Aim: Please return every item below line for line, with no changes, and leave the pictures out.

Entries shown:
══════

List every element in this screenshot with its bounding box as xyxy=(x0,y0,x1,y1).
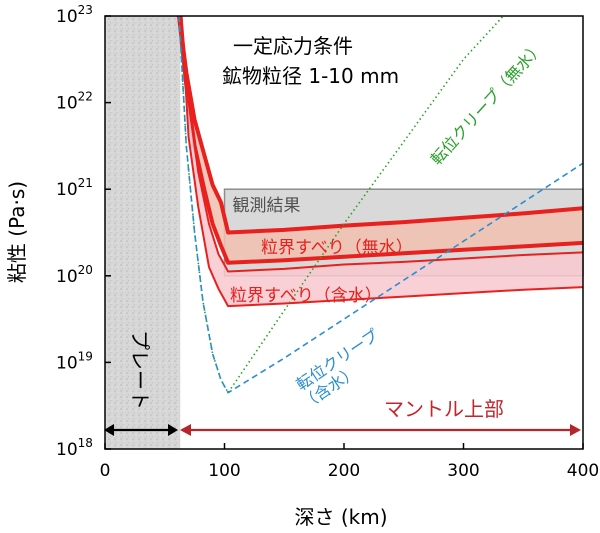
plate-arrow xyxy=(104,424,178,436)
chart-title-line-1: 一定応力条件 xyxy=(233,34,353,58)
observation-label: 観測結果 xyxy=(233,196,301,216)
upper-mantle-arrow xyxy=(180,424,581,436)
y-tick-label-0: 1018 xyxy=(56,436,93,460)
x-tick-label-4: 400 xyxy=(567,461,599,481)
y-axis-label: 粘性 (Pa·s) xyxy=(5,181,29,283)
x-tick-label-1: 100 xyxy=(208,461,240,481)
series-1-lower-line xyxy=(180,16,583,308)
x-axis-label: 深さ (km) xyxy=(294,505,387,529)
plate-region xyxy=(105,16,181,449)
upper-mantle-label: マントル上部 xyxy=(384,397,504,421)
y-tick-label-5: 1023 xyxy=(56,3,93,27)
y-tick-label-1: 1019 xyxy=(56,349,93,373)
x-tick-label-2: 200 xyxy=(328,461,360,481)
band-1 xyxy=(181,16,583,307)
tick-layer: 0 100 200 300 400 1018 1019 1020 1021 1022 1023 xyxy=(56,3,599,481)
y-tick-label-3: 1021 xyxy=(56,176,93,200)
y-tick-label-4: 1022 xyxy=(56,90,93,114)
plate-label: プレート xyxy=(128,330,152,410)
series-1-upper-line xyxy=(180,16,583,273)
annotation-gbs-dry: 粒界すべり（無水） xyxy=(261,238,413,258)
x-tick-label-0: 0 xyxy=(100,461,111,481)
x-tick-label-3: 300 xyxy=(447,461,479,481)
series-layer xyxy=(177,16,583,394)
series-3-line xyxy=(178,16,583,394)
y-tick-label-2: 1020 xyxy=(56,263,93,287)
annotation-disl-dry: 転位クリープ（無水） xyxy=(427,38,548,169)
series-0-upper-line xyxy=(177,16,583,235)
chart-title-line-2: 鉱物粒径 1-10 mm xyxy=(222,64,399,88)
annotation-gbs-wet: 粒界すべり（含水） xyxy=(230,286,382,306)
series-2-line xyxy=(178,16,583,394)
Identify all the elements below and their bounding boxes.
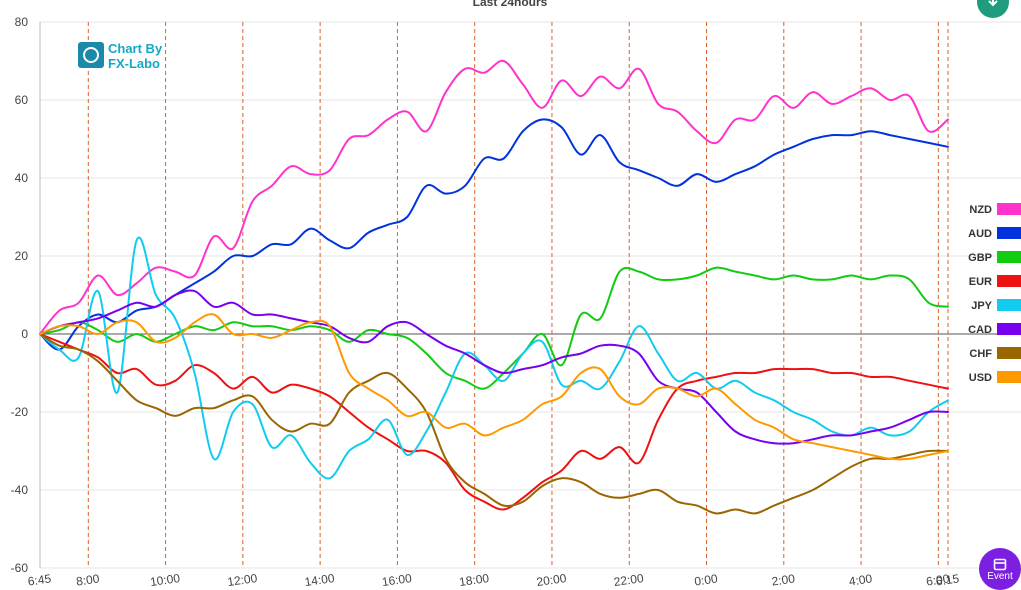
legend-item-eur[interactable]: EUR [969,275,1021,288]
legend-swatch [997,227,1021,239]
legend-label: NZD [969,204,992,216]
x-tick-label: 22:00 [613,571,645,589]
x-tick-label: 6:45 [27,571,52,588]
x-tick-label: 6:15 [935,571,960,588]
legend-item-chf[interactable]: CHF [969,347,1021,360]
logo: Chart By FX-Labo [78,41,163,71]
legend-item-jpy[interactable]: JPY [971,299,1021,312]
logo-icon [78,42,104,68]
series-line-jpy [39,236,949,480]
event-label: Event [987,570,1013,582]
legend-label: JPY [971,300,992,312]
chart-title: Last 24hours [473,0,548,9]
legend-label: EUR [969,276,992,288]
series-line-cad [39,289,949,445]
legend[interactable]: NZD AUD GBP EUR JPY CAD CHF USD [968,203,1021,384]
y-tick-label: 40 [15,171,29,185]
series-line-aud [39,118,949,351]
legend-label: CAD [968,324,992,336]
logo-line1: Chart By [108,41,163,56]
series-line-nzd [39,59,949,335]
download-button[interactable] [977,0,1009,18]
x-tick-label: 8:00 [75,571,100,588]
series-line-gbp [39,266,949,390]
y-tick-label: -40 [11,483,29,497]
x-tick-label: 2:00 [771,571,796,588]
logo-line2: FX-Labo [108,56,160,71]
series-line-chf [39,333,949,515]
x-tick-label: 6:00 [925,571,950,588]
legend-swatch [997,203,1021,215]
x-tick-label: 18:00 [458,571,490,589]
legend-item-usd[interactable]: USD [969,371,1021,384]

══════

Answer to this exercise:
List every element in this screenshot with its bounding box as xyxy=(x0,y0,x1,y1).
plate-arrow xyxy=(104,424,178,436)
chart-title-line-1: 一定応力条件 xyxy=(233,34,353,58)
observation-label: 観測結果 xyxy=(233,196,301,216)
upper-mantle-arrow xyxy=(180,424,581,436)
y-tick-label-0: 1018 xyxy=(56,436,93,460)
x-tick-label-4: 400 xyxy=(567,461,599,481)
y-axis-label: 粘性 (Pa·s) xyxy=(5,181,29,283)
x-tick-label-1: 100 xyxy=(208,461,240,481)
series-1-lower-line xyxy=(180,16,583,308)
x-axis-label: 深さ (km) xyxy=(294,505,387,529)
plate-region xyxy=(105,16,181,449)
upper-mantle-label: マントル上部 xyxy=(384,397,504,421)
y-tick-label-5: 1023 xyxy=(56,3,93,27)
y-tick-label-1: 1019 xyxy=(56,349,93,373)
x-tick-label-2: 200 xyxy=(328,461,360,481)
band-1 xyxy=(181,16,583,307)
tick-layer: 0 100 200 300 400 1018 1019 1020 1021 1022 1023 xyxy=(56,3,599,481)
y-tick-label-3: 1021 xyxy=(56,176,93,200)
y-tick-label-4: 1022 xyxy=(56,90,93,114)
plate-label: プレート xyxy=(128,330,152,410)
series-1-upper-line xyxy=(180,16,583,273)
annotation-gbs-dry: 粒界すべり（無水） xyxy=(261,238,413,258)
x-tick-label-0: 0 xyxy=(100,461,111,481)
x-tick-label-3: 300 xyxy=(447,461,479,481)
series-layer xyxy=(177,16,583,394)
series-3-line xyxy=(178,16,583,394)
y-tick-label-2: 1020 xyxy=(56,263,93,287)
annotation-disl-dry: 転位クリープ（無水） xyxy=(427,38,548,169)
series-0-upper-line xyxy=(177,16,583,235)
chart-title-line-2: 鉱物粒径 1-10 mm xyxy=(222,64,399,88)
annotation-gbs-wet: 粒界すべり（含水） xyxy=(230,286,382,306)
series-2-line xyxy=(178,16,583,394)
Identify all the elements below and their bounding boxes.
legend-item-eur[interactable]: EUR [969,275,1021,288]
legend-swatch [997,227,1021,239]
legend-label: NZD [969,204,992,216]
x-tick-label: 22:00 [613,571,645,589]
x-tick-label: 6:45 [27,571,52,588]
x-tick-label: 6:15 [935,571,960,588]
legend-item-chf[interactable]: CHF [969,347,1021,360]
logo: Chart By FX-Labo [78,41,163,71]
legend-item-jpy[interactable]: JPY [971,299,1021,312]
logo-icon [78,42,104,68]
series-line-jpy [39,236,949,480]
event-label: Event [987,570,1013,582]
legend-label: JPY [971,300,992,312]
chart-title: Last 24hours [473,0,548,9]
legend-label: EUR [969,276,992,288]
series-line-cad [39,289,949,445]
legend[interactable]: NZD AUD GBP EUR JPY CAD CHF USD [968,203,1021,384]
y-tick-label: 40 [15,171,29,185]
series-line-aud [39,118,949,351]
legend-label: CAD [968,324,992,336]
logo-line1: Chart By [108,41,163,56]
series-line-nzd [39,59,949,335]
download-button[interactable] [977,0,1009,18]
x-tick-label: 8:00 [75,571,100,588]
series-line-gbp [39,266,949,390]
y-tick-label: -40 [11,483,29,497]
x-tick-label: 2:00 [771,571,796,588]
logo-line2: FX-Labo [108,56,160,71]
series-line-chf [39,333,949,515]
x-tick-label: 6:00 [925,571,950,588]
legend-swatch [997,203,1021,215]
x-tick-label: 18:00 [458,571,490,589]
legend-item-usd[interactable]: USD [969,371,1021,384]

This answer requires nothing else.